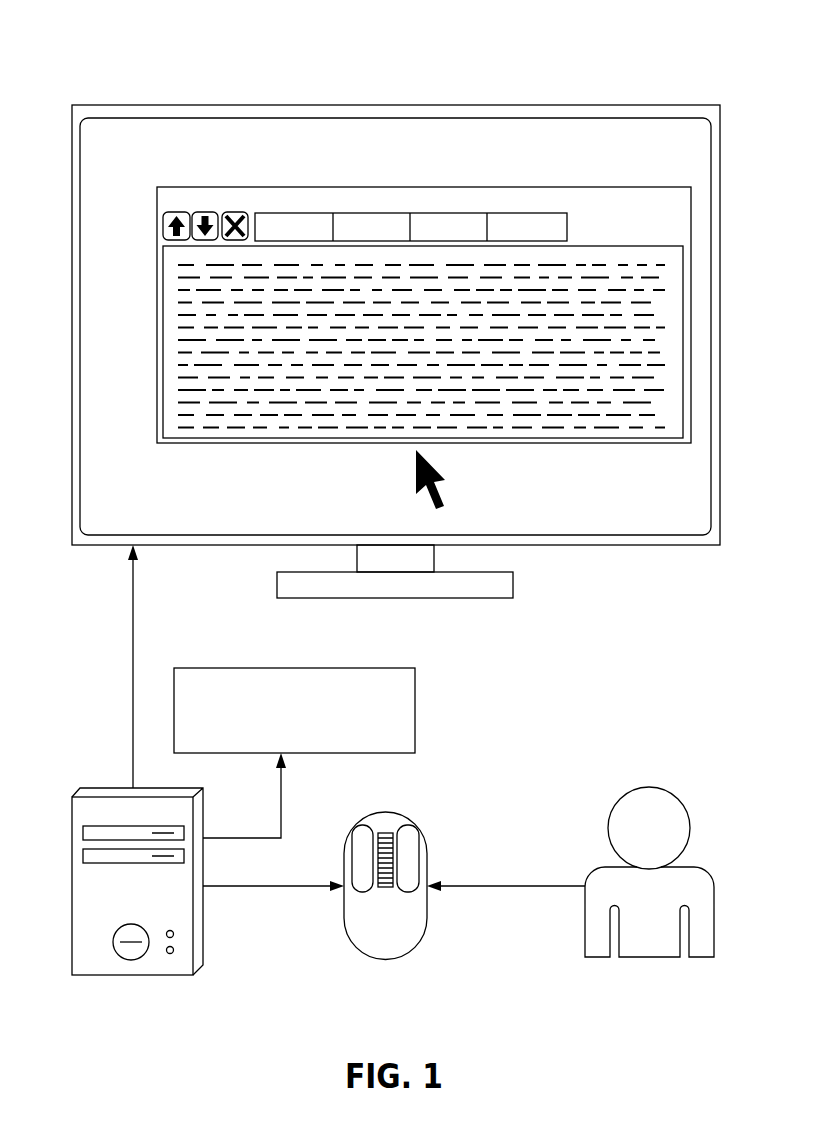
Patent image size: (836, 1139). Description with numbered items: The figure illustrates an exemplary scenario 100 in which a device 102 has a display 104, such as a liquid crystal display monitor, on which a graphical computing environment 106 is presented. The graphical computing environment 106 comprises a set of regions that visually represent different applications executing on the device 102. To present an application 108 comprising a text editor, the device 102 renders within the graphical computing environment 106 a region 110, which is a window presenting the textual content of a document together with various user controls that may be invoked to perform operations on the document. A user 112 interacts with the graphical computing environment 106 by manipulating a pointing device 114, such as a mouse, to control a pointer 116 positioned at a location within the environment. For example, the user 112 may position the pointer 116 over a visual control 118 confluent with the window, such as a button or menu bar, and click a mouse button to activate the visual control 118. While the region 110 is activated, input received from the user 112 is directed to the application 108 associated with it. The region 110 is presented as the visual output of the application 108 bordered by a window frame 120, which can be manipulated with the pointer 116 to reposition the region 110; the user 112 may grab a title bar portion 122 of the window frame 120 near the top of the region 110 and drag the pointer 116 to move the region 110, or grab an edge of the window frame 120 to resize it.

The exemplary scenario 100 is at (133, 50).
The device 102 is at (110, 788).
The display 104 is at (128, 105).
The graphical computing environment 106 is at (215, 118).
The application 108 is at (233, 668).
The region 110 is at (210, 188).
The user 112 is at (650, 787).
The pointing device 114 is at (385, 812).
The pointer 116 is at (435, 464).
The visual control 118 is at (162, 224).
The window frame 120 is at (298, 188).
The title bar portion 122 is at (388, 192).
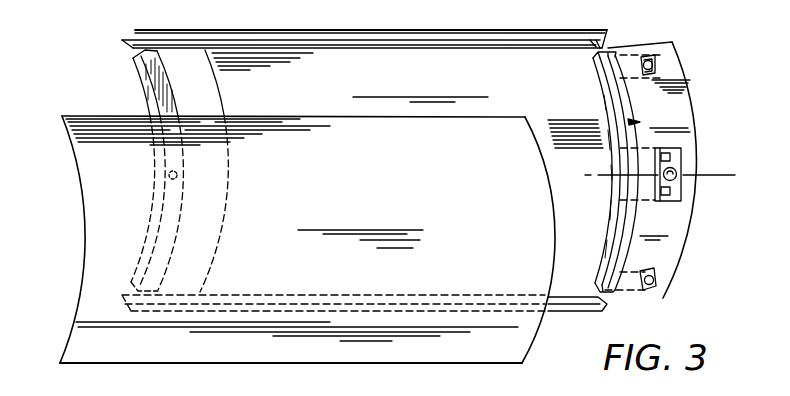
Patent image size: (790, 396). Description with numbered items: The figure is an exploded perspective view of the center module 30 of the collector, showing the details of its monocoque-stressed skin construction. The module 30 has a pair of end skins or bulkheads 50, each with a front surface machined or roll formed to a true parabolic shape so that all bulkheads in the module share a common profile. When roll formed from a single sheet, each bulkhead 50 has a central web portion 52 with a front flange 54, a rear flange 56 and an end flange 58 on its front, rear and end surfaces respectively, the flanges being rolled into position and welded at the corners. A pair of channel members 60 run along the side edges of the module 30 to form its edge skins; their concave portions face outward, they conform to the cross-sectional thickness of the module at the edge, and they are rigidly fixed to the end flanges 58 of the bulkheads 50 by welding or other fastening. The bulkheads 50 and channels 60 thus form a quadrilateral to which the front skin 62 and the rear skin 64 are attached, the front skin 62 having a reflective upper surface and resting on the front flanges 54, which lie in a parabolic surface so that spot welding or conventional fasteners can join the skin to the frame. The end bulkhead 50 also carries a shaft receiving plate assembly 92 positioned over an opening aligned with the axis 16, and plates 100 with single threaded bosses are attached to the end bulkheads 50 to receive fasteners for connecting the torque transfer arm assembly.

_ _ _ _ _

Rewrite the lines of all the records above, changing "Patent image size" to "Figure dimensions" and keeping everything else the same. Omit the pictures from your answer.

Figure dimensions: (836, 1139). Description with numbered items: The figure illustrates an exemplary scenario 100 in which a device 102 has a display 104, such as a liquid crystal display monitor, on which a graphical computing environment 106 is presented. The graphical computing environment 106 comprises a set of regions that visually represent different applications executing on the device 102. To present an application 108 comprising a text editor, the device 102 renders within the graphical computing environment 106 a region 110, which is a window presenting the textual content of a document together with various user controls that may be invoked to perform operations on the document. A user 112 interacts with the graphical computing environment 106 by manipulating a pointing device 114, such as a mouse, to control a pointer 116 positioned at a location within the environment. For example, the user 112 may position the pointer 116 over a visual control 118 confluent with the window, such as a button or menu bar, and click a mouse button to activate the visual control 118. While the region 110 is activated, input received from the user 112 is directed to the application 108 associated with it. The region 110 is presented as the visual output of the application 108 bordered by a window frame 120, which can be manipulated with the pointer 116 to reposition the region 110; the user 112 may grab a title bar portion 122 of the window frame 120 near the top of the region 110 and drag the pointer 116 to move the region 110, or grab an edge of the window frame 120 to resize it.

The exemplary scenario 100 is at (133, 50).
The device 102 is at (110, 788).
The display 104 is at (128, 105).
The graphical computing environment 106 is at (215, 118).
The application 108 is at (233, 668).
The region 110 is at (210, 188).
The user 112 is at (650, 787).
The pointing device 114 is at (385, 812).
The pointer 116 is at (435, 464).
The visual control 118 is at (162, 224).
The window frame 120 is at (298, 188).
The title bar portion 122 is at (388, 192).
Figure dimensions: (790, 396). Description with numbered items: The figure is an exploded perspective view of the center module 30 of the collector, showing the details of its monocoque-stressed skin construction. The module 30 has a pair of end skins or bulkheads 50, each with a front surface machined or roll formed to a true parabolic shape so that all bulkheads in the module share a common profile. When roll formed from a single sheet, each bulkhead 50 has a central web portion 52 with a front flange 54, a rear flange 56 and an end flange 58 on its front, rear and end surfaces respectively, the flanges being rolled into position and welded at the corners. A pair of channel members 60 run along the side edges of the module 30 to form its edge skins; their concave portions face outward, they conform to the cross-sectional thickness of the module at the edge, and they are rigidly fixed to the end flanges 58 of the bulkheads 50 by welding or other fastening. The bulkheads 50 and channels 60 thus form a quadrilateral to which the front skin 62 and the rear skin 64 are attached, the front skin 62 having a reflective upper surface and resting on the front flanges 54, which lie in a parabolic surface so that spot welding or conventional fasteners can join the skin to the frame. The end bulkhead 50 also carries a shaft receiving plate assembly 92 positioned over an opening aligned with the axis 16, and plates 100 with single threaded bosses are attached to the end bulkheads 50 to receive fasteners for connecting the torque transfer arm assembly.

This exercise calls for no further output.